═══ Extracted data ═══
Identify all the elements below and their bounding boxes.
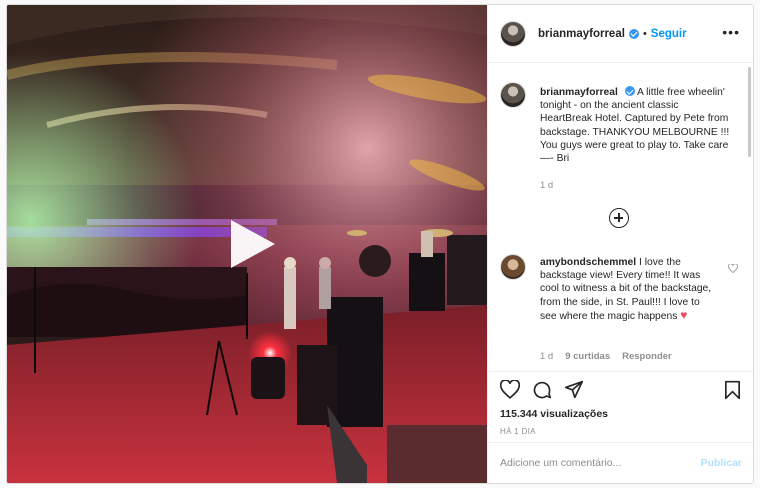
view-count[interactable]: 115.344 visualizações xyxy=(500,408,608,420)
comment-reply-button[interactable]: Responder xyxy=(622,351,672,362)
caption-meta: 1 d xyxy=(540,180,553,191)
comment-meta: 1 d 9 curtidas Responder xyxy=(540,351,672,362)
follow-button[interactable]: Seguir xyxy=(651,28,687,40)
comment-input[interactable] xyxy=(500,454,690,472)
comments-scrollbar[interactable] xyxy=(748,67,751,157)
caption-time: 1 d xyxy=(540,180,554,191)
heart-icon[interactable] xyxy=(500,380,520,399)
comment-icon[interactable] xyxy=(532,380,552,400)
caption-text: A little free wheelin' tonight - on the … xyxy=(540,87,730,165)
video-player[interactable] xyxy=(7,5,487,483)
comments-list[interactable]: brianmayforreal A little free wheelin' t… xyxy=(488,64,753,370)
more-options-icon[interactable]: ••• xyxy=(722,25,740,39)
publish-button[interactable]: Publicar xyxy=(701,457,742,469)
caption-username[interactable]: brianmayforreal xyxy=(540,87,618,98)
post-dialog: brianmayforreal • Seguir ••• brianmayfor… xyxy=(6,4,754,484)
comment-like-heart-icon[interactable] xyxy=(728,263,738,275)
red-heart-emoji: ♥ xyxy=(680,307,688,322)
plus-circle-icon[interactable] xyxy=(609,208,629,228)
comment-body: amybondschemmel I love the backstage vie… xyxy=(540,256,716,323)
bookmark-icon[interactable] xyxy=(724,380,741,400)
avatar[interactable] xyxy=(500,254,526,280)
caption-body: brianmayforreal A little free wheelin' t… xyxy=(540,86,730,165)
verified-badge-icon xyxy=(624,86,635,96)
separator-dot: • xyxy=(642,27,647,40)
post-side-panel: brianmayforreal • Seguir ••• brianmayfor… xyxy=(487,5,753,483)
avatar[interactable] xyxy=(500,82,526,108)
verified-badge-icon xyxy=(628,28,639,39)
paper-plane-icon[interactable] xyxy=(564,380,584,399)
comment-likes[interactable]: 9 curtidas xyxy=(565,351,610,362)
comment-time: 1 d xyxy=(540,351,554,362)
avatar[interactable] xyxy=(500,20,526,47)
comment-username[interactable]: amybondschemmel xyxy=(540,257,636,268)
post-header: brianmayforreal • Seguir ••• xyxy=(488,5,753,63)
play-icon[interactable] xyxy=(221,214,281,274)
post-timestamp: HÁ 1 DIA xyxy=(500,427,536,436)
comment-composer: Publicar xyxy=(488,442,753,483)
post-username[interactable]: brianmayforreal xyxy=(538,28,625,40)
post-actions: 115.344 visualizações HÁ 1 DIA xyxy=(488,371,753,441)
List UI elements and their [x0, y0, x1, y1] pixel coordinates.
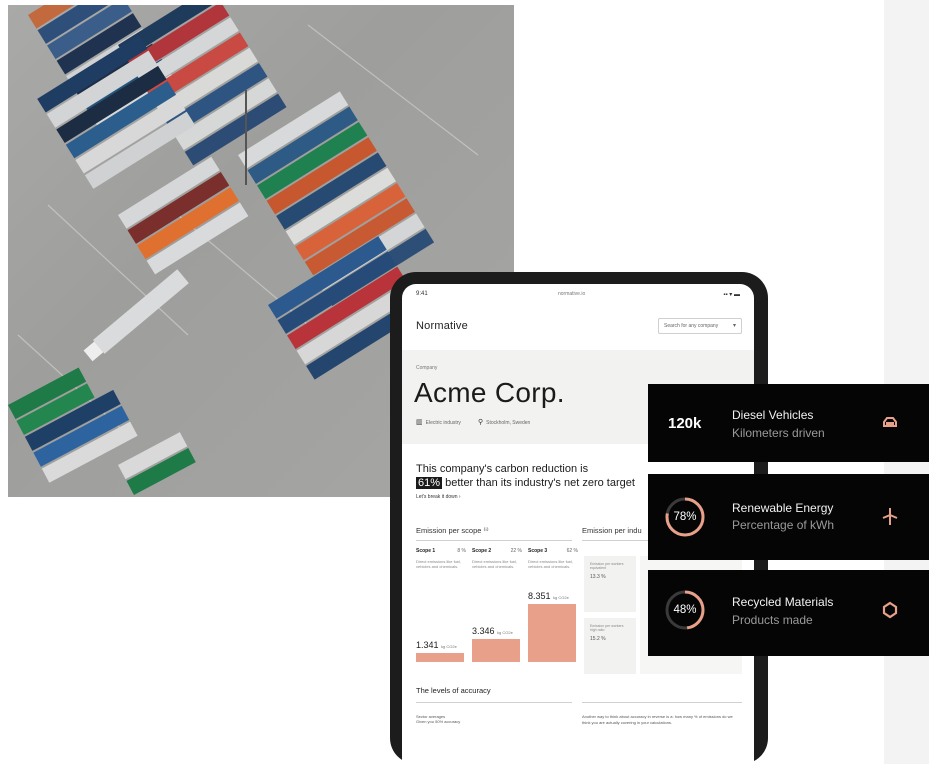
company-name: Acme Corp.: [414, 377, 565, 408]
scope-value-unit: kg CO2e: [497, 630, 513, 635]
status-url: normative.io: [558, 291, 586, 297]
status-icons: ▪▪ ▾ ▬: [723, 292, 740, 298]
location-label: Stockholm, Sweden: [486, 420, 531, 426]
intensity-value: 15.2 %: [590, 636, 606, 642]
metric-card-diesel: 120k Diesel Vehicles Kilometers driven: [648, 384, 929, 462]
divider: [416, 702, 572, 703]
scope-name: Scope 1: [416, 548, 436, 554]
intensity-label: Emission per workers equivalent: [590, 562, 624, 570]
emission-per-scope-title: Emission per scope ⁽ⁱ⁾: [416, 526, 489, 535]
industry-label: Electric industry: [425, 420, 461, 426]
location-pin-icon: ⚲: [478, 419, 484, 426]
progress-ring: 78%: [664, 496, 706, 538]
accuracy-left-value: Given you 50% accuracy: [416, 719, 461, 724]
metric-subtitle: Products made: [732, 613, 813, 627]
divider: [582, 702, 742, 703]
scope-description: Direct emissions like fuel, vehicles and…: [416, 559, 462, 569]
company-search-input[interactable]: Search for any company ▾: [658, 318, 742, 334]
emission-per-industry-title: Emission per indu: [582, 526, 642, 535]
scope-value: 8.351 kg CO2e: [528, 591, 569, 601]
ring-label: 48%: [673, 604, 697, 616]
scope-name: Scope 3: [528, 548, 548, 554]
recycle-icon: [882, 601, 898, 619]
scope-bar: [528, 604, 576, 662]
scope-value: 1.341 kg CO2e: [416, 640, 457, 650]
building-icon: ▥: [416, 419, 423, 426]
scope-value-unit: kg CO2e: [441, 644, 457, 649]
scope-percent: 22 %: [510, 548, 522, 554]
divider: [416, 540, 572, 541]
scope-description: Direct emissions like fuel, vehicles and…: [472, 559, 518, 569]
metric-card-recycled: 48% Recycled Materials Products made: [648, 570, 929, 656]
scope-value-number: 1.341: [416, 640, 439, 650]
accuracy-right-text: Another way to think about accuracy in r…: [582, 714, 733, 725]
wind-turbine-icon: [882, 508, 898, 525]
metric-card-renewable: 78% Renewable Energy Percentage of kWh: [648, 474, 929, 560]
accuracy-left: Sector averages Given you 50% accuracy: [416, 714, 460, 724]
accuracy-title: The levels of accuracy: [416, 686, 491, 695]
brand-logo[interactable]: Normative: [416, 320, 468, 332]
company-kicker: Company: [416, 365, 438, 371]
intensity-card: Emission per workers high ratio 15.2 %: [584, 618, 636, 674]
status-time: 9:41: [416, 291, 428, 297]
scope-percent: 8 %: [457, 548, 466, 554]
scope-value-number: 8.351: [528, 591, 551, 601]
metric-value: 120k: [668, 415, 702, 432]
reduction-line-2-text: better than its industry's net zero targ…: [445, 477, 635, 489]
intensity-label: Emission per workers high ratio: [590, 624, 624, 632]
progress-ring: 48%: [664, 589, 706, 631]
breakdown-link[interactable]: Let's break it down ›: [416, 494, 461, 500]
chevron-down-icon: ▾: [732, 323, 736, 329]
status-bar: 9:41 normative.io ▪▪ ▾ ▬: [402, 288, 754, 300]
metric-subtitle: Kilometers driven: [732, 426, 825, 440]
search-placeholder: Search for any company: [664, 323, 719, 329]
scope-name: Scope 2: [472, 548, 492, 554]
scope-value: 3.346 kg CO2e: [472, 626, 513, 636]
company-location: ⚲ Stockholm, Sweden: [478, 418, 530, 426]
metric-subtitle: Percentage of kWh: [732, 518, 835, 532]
═══
**Written problem:**
Filter the rows above, keeping only those that contain the string "high". Treat uppercase and lowercase letters as different.

**Solution for this task:**
intensity-card: Emission per workers high ratio 15.2 %: [584, 618, 636, 674]
intensity-label: Emission per workers high ratio: [590, 624, 624, 632]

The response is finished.